Scan the data below. Pull out each line where "this" occurs.
# Items start
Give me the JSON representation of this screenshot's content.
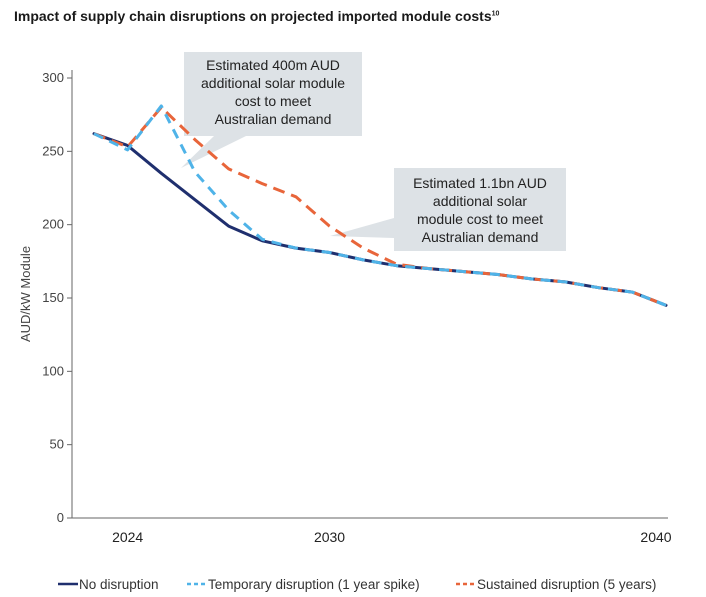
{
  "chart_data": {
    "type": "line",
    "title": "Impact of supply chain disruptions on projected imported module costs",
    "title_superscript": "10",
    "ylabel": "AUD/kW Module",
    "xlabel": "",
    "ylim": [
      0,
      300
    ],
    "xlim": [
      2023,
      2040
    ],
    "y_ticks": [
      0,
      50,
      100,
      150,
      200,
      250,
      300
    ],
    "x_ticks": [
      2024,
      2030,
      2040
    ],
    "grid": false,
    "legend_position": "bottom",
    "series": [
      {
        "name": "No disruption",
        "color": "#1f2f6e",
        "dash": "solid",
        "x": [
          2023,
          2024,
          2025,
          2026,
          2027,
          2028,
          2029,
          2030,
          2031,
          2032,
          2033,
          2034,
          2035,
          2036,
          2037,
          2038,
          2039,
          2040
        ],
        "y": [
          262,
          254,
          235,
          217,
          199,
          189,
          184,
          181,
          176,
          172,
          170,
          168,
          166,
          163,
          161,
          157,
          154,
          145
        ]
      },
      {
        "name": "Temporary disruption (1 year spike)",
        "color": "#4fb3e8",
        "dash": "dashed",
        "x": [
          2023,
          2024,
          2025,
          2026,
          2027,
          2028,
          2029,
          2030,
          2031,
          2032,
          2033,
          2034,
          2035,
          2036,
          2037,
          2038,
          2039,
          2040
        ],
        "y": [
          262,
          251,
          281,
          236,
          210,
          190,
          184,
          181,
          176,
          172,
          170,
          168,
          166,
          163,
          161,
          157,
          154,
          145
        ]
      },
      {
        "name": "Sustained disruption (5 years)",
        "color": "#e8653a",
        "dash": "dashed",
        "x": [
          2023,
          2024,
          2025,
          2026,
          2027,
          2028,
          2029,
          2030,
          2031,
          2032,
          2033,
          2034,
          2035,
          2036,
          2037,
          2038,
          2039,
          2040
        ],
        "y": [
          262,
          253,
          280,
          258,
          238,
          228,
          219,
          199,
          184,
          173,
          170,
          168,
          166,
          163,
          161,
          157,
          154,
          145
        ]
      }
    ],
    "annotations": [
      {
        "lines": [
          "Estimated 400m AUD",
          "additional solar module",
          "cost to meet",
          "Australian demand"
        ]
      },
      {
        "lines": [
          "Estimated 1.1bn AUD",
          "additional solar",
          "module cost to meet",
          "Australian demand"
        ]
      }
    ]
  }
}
# Items end
# Items start
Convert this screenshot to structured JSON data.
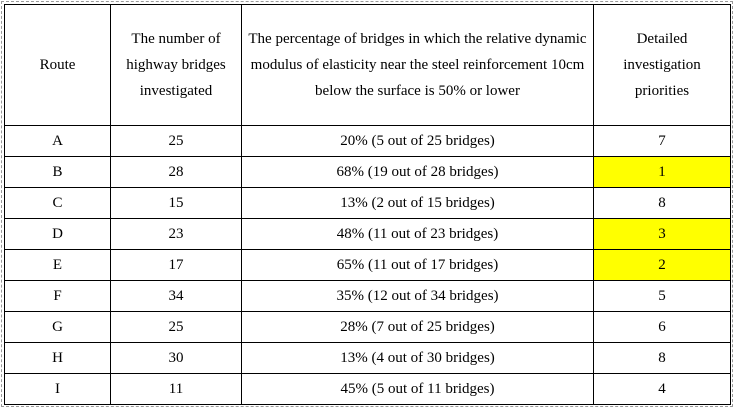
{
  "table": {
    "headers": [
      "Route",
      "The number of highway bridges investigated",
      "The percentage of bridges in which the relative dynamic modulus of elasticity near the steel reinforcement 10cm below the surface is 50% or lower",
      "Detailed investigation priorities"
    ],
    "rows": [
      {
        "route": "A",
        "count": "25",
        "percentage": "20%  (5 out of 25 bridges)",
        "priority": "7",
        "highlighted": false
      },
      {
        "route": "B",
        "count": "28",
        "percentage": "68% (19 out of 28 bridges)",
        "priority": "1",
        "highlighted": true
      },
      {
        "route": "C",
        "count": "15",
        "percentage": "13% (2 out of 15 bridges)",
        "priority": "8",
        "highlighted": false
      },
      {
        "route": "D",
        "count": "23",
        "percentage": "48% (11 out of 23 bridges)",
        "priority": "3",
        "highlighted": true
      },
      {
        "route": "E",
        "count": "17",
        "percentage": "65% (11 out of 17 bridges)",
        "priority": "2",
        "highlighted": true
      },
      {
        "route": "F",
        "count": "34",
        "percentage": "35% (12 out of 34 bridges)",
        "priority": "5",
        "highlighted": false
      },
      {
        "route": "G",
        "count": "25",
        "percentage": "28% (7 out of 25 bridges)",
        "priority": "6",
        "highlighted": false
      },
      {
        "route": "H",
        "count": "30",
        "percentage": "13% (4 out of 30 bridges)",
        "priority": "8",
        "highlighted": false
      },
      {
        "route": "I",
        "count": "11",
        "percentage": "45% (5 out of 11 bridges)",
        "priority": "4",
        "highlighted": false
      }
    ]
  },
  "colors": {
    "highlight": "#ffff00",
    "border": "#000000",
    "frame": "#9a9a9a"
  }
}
# Items end
• **Correct response**
Give me the JSON representation of this screenshot's content.
Convert this screenshot to structured JSON data.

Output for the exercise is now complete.